::: Source data :::
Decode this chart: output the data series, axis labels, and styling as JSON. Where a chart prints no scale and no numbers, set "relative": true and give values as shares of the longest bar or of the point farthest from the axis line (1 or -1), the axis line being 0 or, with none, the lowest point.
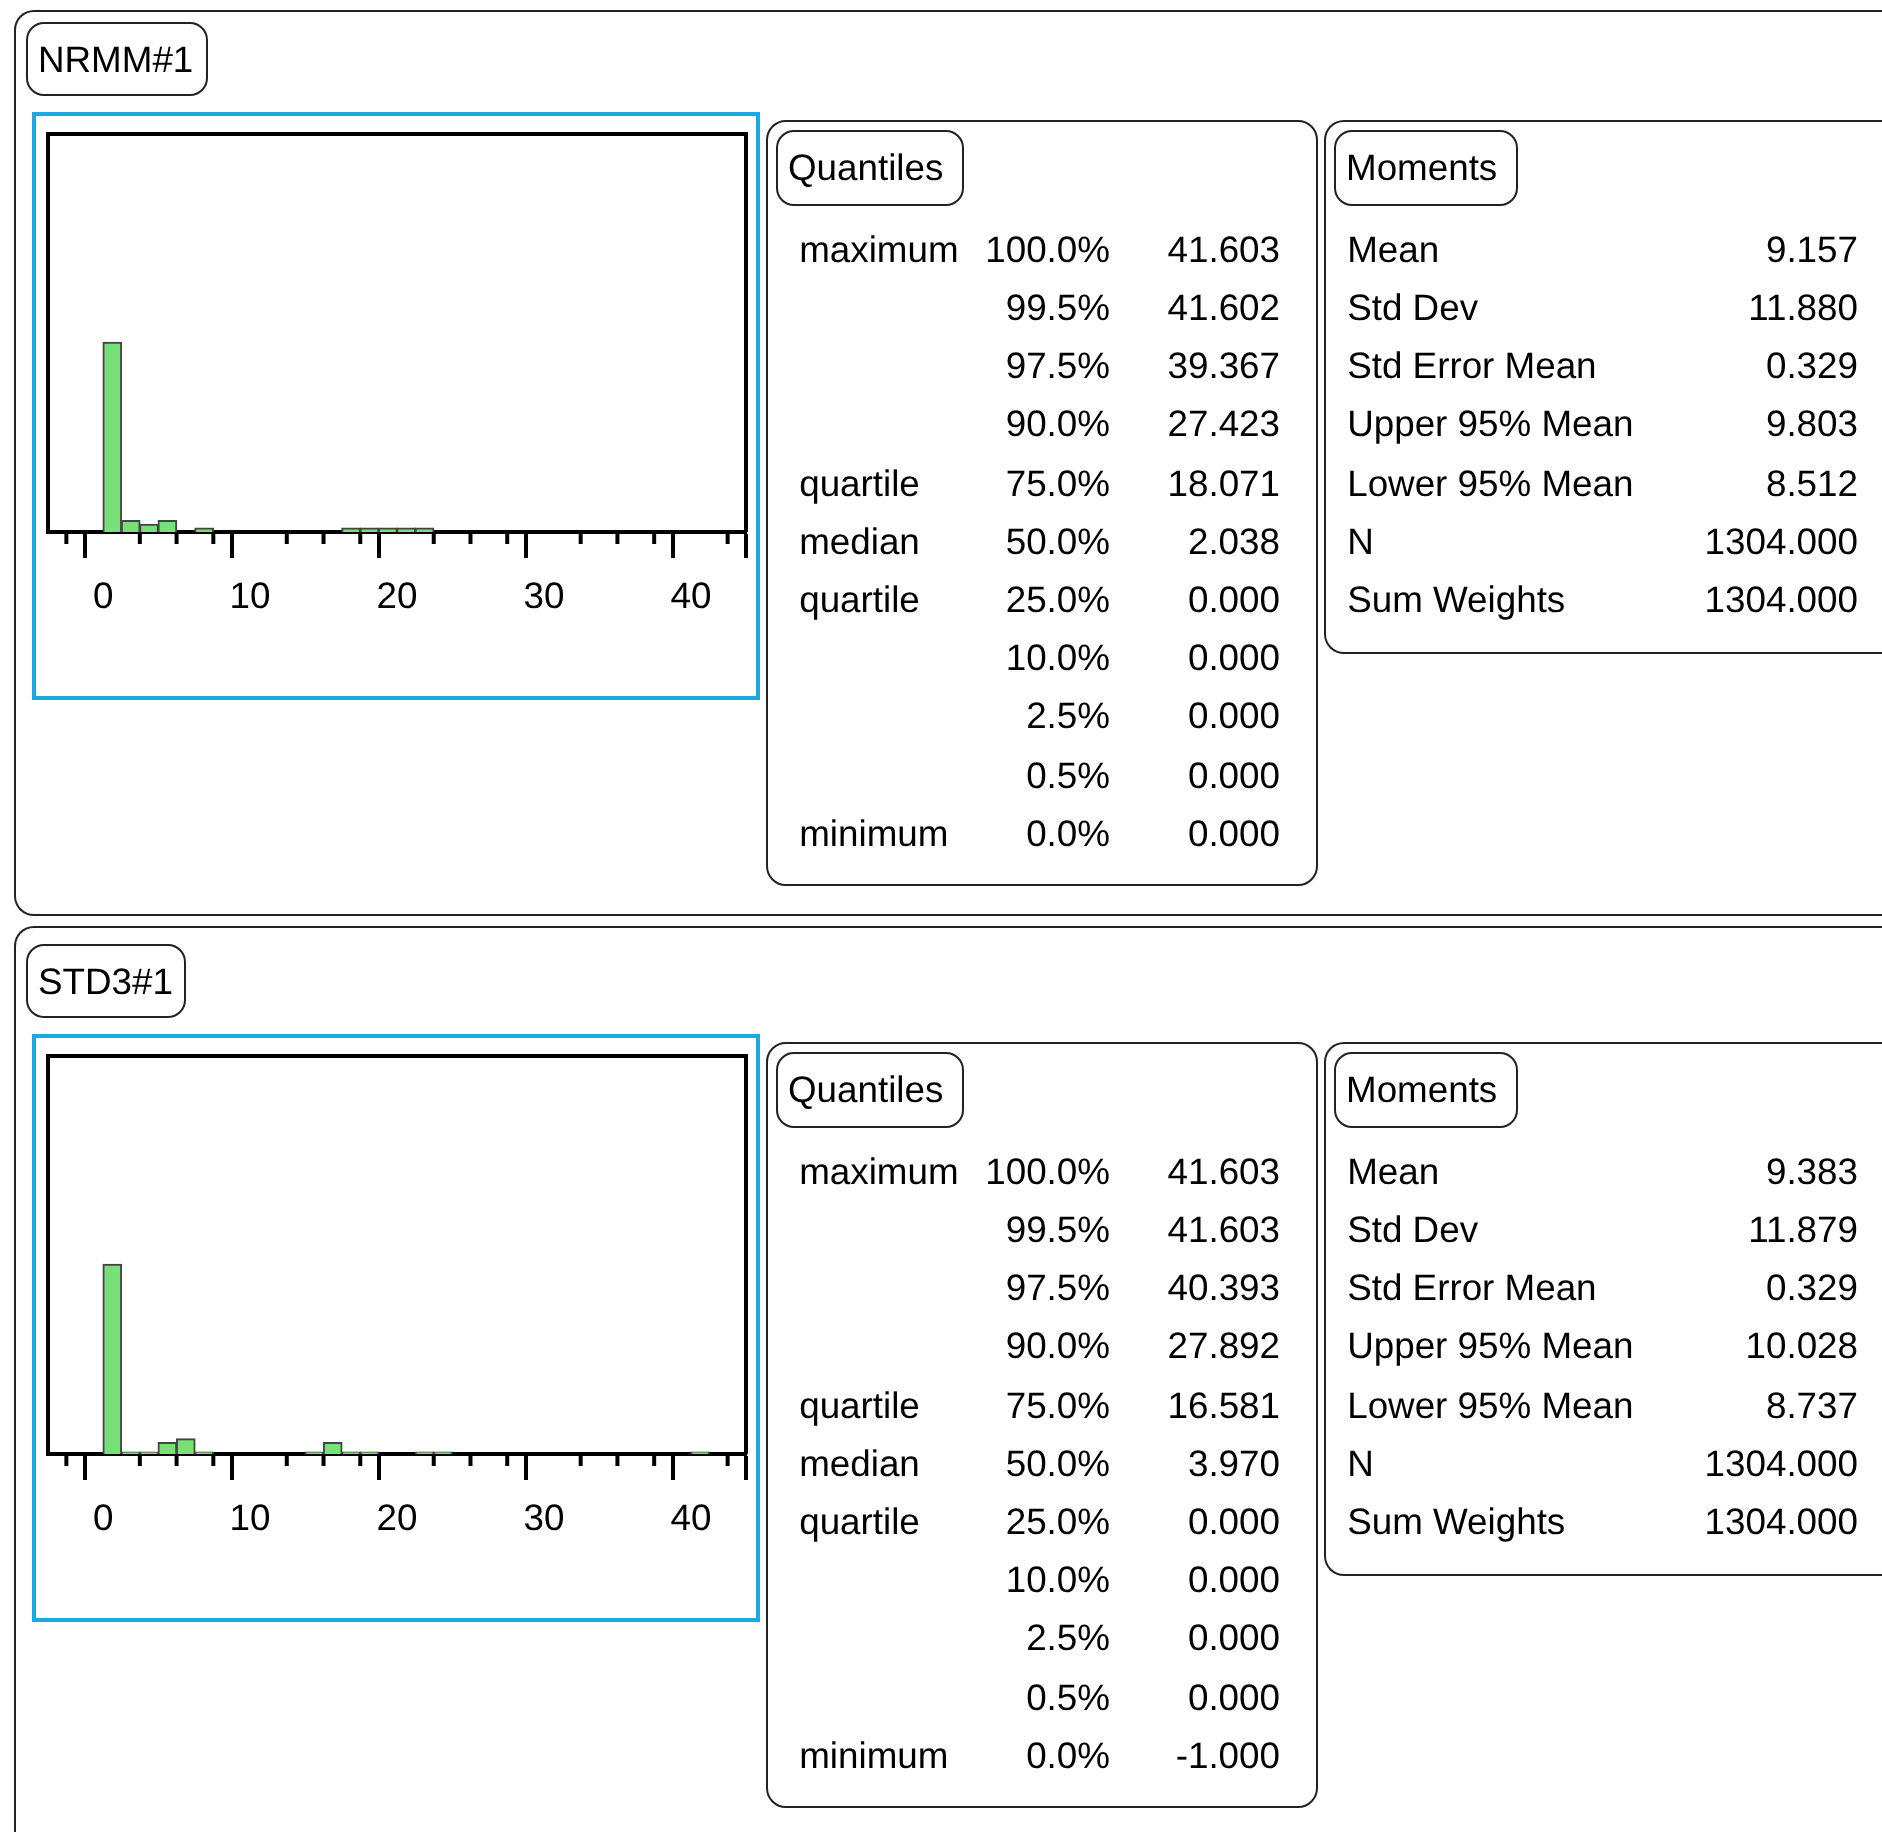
{
  "chart_data": [
    {
      "type": "bar",
      "title": "NRMM#1",
      "relative": true,
      "color": "#78e078",
      "x": [
        0.625,
        1.875,
        3.125,
        4.375,
        5.625,
        6.875,
        8.125,
        9.375,
        10.625,
        11.875,
        13.125,
        14.375,
        15.625,
        16.875,
        18.125,
        19.375,
        20.625,
        21.875,
        23.125,
        24.375,
        25.625,
        26.875,
        28.125,
        29.375,
        30.625,
        31.875,
        33.125,
        34.375,
        35.625,
        36.875,
        38.125,
        39.375,
        40.625,
        41.875
      ],
      "values": [
        1,
        0.06,
        0.04,
        0.06,
        0,
        0.02,
        0,
        0,
        0,
        0,
        0,
        0,
        0,
        0.02,
        0.02,
        0.02,
        0.02,
        0.02,
        0,
        0,
        0,
        0,
        0,
        0,
        0,
        0,
        0,
        0,
        0,
        0,
        0,
        0,
        0,
        0
      ],
      "xlim": [
        -3.75,
        43.75
      ],
      "xticks": [
        {
          "value": -2.5,
          "label": null
        },
        0,
        {
          "value": 2.5,
          "label": null
        },
        {
          "value": 5,
          "label": null
        },
        {
          "value": 7.5,
          "label": null
        },
        10,
        {
          "value": 12.5,
          "label": null
        },
        {
          "value": 15,
          "label": null
        },
        {
          "value": 17.5,
          "label": null
        },
        20,
        {
          "value": 22.5,
          "label": null
        },
        {
          "value": 25,
          "label": null
        },
        {
          "value": 27.5,
          "label": null
        },
        30,
        {
          "value": 32.5,
          "label": null
        },
        {
          "value": 35,
          "label": null
        },
        {
          "value": 37.5,
          "label": null
        },
        40,
        {
          "value": 42.5,
          "label": null
        }
      ]
    },
    {
      "type": "other",
      "title": "Quantiles",
      "categories": [
        "100.0%",
        "99.5%",
        "97.5%",
        "90.0%",
        "75.0%",
        "50.0%",
        "25.0%",
        "10.0%",
        "2.5%",
        "0.5%",
        "0.0%"
      ],
      "series": [
        {
          "values": [
            41.603,
            41.602,
            39.367,
            27.423,
            18.071,
            2.038,
            0,
            0,
            0,
            0,
            0
          ],
          "value_labels": [
            "41.603",
            "41.602",
            "39.367",
            "27.423",
            "18.071",
            "2.038",
            "0.000",
            "0.000",
            "0.000",
            "0.000",
            "0.000"
          ]
        }
      ],
      "annotations": [
        {
          "text": "maximum",
          "x": "100.0%"
        },
        {
          "text": "quartile",
          "x": "75.0%"
        },
        {
          "text": "median",
          "x": "50.0%"
        },
        {
          "text": "quartile",
          "x": "25.0%"
        },
        {
          "text": "minimum",
          "x": "0.0%"
        }
      ]
    },
    {
      "type": "other",
      "title": "Moments",
      "categories": [
        "Mean",
        "Std Dev",
        "Std Error Mean",
        "Upper 95% Mean",
        "Lower 95% Mean",
        "N",
        "Sum Weights"
      ],
      "series": [
        {
          "values": [
            9.157,
            11.88,
            0.329,
            9.803,
            8.512,
            1304,
            1304
          ],
          "value_labels": [
            "9.157",
            "11.880",
            "0.329",
            "9.803",
            "8.512",
            "1304.000",
            "1304.000"
          ]
        }
      ]
    },
    {
      "type": "bar",
      "title": "STD3#1",
      "relative": true,
      "color": "#78e078",
      "x": [
        0.625,
        1.875,
        3.125,
        4.375,
        5.625,
        6.875,
        8.125,
        9.375,
        10.625,
        11.875,
        13.125,
        14.375,
        15.625,
        16.875,
        18.125,
        19.375,
        20.625,
        21.875,
        23.125,
        24.375,
        25.625,
        26.875,
        28.125,
        29.375,
        30.625,
        31.875,
        33.125,
        34.375,
        35.625,
        36.875,
        38.125,
        39.375,
        40.625,
        41.875
      ],
      "values": [
        1,
        0.01,
        0.01,
        0.06,
        0.08,
        0.01,
        0,
        0,
        0,
        0,
        0,
        0.01,
        0.06,
        0.01,
        0.01,
        0,
        0,
        0.01,
        0.01,
        0,
        0,
        0,
        0,
        0,
        0,
        0,
        0,
        0,
        0,
        0,
        0,
        0,
        0.01,
        0
      ],
      "xlim": [
        -3.75,
        43.75
      ],
      "xticks": [
        {
          "value": -2.5,
          "label": null
        },
        0,
        {
          "value": 2.5,
          "label": null
        },
        {
          "value": 5,
          "label": null
        },
        {
          "value": 7.5,
          "label": null
        },
        10,
        {
          "value": 12.5,
          "label": null
        },
        {
          "value": 15,
          "label": null
        },
        {
          "value": 17.5,
          "label": null
        },
        20,
        {
          "value": 22.5,
          "label": null
        },
        {
          "value": 25,
          "label": null
        },
        {
          "value": 27.5,
          "label": null
        },
        30,
        {
          "value": 32.5,
          "label": null
        },
        {
          "value": 35,
          "label": null
        },
        {
          "value": 37.5,
          "label": null
        },
        40,
        {
          "value": 42.5,
          "label": null
        }
      ]
    },
    {
      "type": "other",
      "title": "Quantiles",
      "categories": [
        "100.0%",
        "99.5%",
        "97.5%",
        "90.0%",
        "75.0%",
        "50.0%",
        "25.0%",
        "10.0%",
        "2.5%",
        "0.5%",
        "0.0%"
      ],
      "series": [
        {
          "values": [
            41.603,
            41.603,
            40.393,
            27.892,
            16.581,
            3.97,
            0,
            0,
            0,
            0,
            -1
          ],
          "value_labels": [
            "41.603",
            "41.603",
            "40.393",
            "27.892",
            "16.581",
            "3.970",
            "0.000",
            "0.000",
            "0.000",
            "0.000",
            "-1.000"
          ]
        }
      ],
      "annotations": [
        {
          "text": "maximum",
          "x": "100.0%"
        },
        {
          "text": "quartile",
          "x": "75.0%"
        },
        {
          "text": "median",
          "x": "50.0%"
        },
        {
          "text": "quartile",
          "x": "25.0%"
        },
        {
          "text": "minimum",
          "x": "0.0%"
        }
      ]
    },
    {
      "type": "other",
      "title": "Moments",
      "categories": [
        "Mean",
        "Std Dev",
        "Std Error Mean",
        "Upper 95% Mean",
        "Lower 95% Mean",
        "N",
        "Sum Weights"
      ],
      "series": [
        {
          "values": [
            9.383,
            11.879,
            0.329,
            10.028,
            8.737,
            1304,
            1304
          ],
          "value_labels": [
            "9.383",
            "11.879",
            "0.329",
            "10.028",
            "8.737",
            "1304.000",
            "1304.000"
          ]
        }
      ]
    }
  ]
}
:::
§ **Goal**: Leaving out the pictures, repeat the data above exactly.

§ **Solution to this task**:
Decode this chart: output the data series, axis labels, and styling as JSON. Where a chart prints no scale and no numbers, set "relative": true and give values as shares of the longest bar or of the point farthest from the axis line (1 or -1), the axis line being 0 or, with none, the lowest point.
{
  "chart_data": [
    {
      "type": "bar",
      "title": "NRMM#1",
      "relative": true,
      "color": "#78e078",
      "x": [
        0.625,
        1.875,
        3.125,
        4.375,
        5.625,
        6.875,
        8.125,
        9.375,
        10.625,
        11.875,
        13.125,
        14.375,
        15.625,
        16.875,
        18.125,
        19.375,
        20.625,
        21.875,
        23.125,
        24.375,
        25.625,
        26.875,
        28.125,
        29.375,
        30.625,
        31.875,
        33.125,
        34.375,
        35.625,
        36.875,
        38.125,
        39.375,
        40.625,
        41.875
      ],
      "values": [
        1,
        0.06,
        0.04,
        0.06,
        0,
        0.02,
        0,
        0,
        0,
        0,
        0,
        0,
        0,
        0.02,
        0.02,
        0.02,
        0.02,
        0.02,
        0,
        0,
        0,
        0,
        0,
        0,
        0,
        0,
        0,
        0,
        0,
        0,
        0,
        0,
        0,
        0
      ],
      "xlim": [
        -3.75,
        43.75
      ],
      "xticks": [
        {
          "value": -2.5,
          "label": null
        },
        0,
        {
          "value": 2.5,
          "label": null
        },
        {
          "value": 5,
          "label": null
        },
        {
          "value": 7.5,
          "label": null
        },
        10,
        {
          "value": 12.5,
          "label": null
        },
        {
          "value": 15,
          "label": null
        },
        {
          "value": 17.5,
          "label": null
        },
        20,
        {
          "value": 22.5,
          "label": null
        },
        {
          "value": 25,
          "label": null
        },
        {
          "value": 27.5,
          "label": null
        },
        30,
        {
          "value": 32.5,
          "label": null
        },
        {
          "value": 35,
          "label": null
        },
        {
          "value": 37.5,
          "label": null
        },
        40,
        {
          "value": 42.5,
          "label": null
        }
      ]
    },
    {
      "type": "other",
      "title": "Quantiles",
      "categories": [
        "100.0%",
        "99.5%",
        "97.5%",
        "90.0%",
        "75.0%",
        "50.0%",
        "25.0%",
        "10.0%",
        "2.5%",
        "0.5%",
        "0.0%"
      ],
      "series": [
        {
          "values": [
            41.603,
            41.602,
            39.367,
            27.423,
            18.071,
            2.038,
            0,
            0,
            0,
            0,
            0
          ],
          "value_labels": [
            "41.603",
            "41.602",
            "39.367",
            "27.423",
            "18.071",
            "2.038",
            "0.000",
            "0.000",
            "0.000",
            "0.000",
            "0.000"
          ]
        }
      ],
      "annotations": [
        {
          "text": "maximum",
          "x": "100.0%"
        },
        {
          "text": "quartile",
          "x": "75.0%"
        },
        {
          "text": "median",
          "x": "50.0%"
        },
        {
          "text": "quartile",
          "x": "25.0%"
        },
        {
          "text": "minimum",
          "x": "0.0%"
        }
      ]
    },
    {
      "type": "other",
      "title": "Moments",
      "categories": [
        "Mean",
        "Std Dev",
        "Std Error Mean",
        "Upper 95% Mean",
        "Lower 95% Mean",
        "N",
        "Sum Weights"
      ],
      "series": [
        {
          "values": [
            9.157,
            11.88,
            0.329,
            9.803,
            8.512,
            1304,
            1304
          ],
          "value_labels": [
            "9.157",
            "11.880",
            "0.329",
            "9.803",
            "8.512",
            "1304.000",
            "1304.000"
          ]
        }
      ]
    },
    {
      "type": "bar",
      "title": "STD3#1",
      "relative": true,
      "color": "#78e078",
      "x": [
        0.625,
        1.875,
        3.125,
        4.375,
        5.625,
        6.875,
        8.125,
        9.375,
        10.625,
        11.875,
        13.125,
        14.375,
        15.625,
        16.875,
        18.125,
        19.375,
        20.625,
        21.875,
        23.125,
        24.375,
        25.625,
        26.875,
        28.125,
        29.375,
        30.625,
        31.875,
        33.125,
        34.375,
        35.625,
        36.875,
        38.125,
        39.375,
        40.625,
        41.875
      ],
      "values": [
        1,
        0.01,
        0.01,
        0.06,
        0.08,
        0.01,
        0,
        0,
        0,
        0,
        0,
        0.01,
        0.06,
        0.01,
        0.01,
        0,
        0,
        0.01,
        0.01,
        0,
        0,
        0,
        0,
        0,
        0,
        0,
        0,
        0,
        0,
        0,
        0,
        0,
        0.01,
        0
      ],
      "xlim": [
        -3.75,
        43.75
      ],
      "xticks": [
        {
          "value": -2.5,
          "label": null
        },
        0,
        {
          "value": 2.5,
          "label": null
        },
        {
          "value": 5,
          "label": null
        },
        {
          "value": 7.5,
          "label": null
        },
        10,
        {
          "value": 12.5,
          "label": null
        },
        {
          "value": 15,
          "label": null
        },
        {
          "value": 17.5,
          "label": null
        },
        20,
        {
          "value": 22.5,
          "label": null
        },
        {
          "value": 25,
          "label": null
        },
        {
          "value": 27.5,
          "label": null
        },
        30,
        {
          "value": 32.5,
          "label": null
        },
        {
          "value": 35,
          "label": null
        },
        {
          "value": 37.5,
          "label": null
        },
        40,
        {
          "value": 42.5,
          "label": null
        }
      ]
    },
    {
      "type": "other",
      "title": "Quantiles",
      "categories": [
        "100.0%",
        "99.5%",
        "97.5%",
        "90.0%",
        "75.0%",
        "50.0%",
        "25.0%",
        "10.0%",
        "2.5%",
        "0.5%",
        "0.0%"
      ],
      "series": [
        {
          "values": [
            41.603,
            41.603,
            40.393,
            27.892,
            16.581,
            3.97,
            0,
            0,
            0,
            0,
            -1
          ],
          "value_labels": [
            "41.603",
            "41.603",
            "40.393",
            "27.892",
            "16.581",
            "3.970",
            "0.000",
            "0.000",
            "0.000",
            "0.000",
            "-1.000"
          ]
        }
      ],
      "annotations": [
        {
          "text": "maximum",
          "x": "100.0%"
        },
        {
          "text": "quartile",
          "x": "75.0%"
        },
        {
          "text": "median",
          "x": "50.0%"
        },
        {
          "text": "quartile",
          "x": "25.0%"
        },
        {
          "text": "minimum",
          "x": "0.0%"
        }
      ]
    },
    {
      "type": "other",
      "title": "Moments",
      "categories": [
        "Mean",
        "Std Dev",
        "Std Error Mean",
        "Upper 95% Mean",
        "Lower 95% Mean",
        "N",
        "Sum Weights"
      ],
      "series": [
        {
          "values": [
            9.383,
            11.879,
            0.329,
            10.028,
            8.737,
            1304,
            1304
          ],
          "value_labels": [
            "9.383",
            "11.879",
            "0.329",
            "10.028",
            "8.737",
            "1304.000",
            "1304.000"
          ]
        }
      ]
    }
  ]
}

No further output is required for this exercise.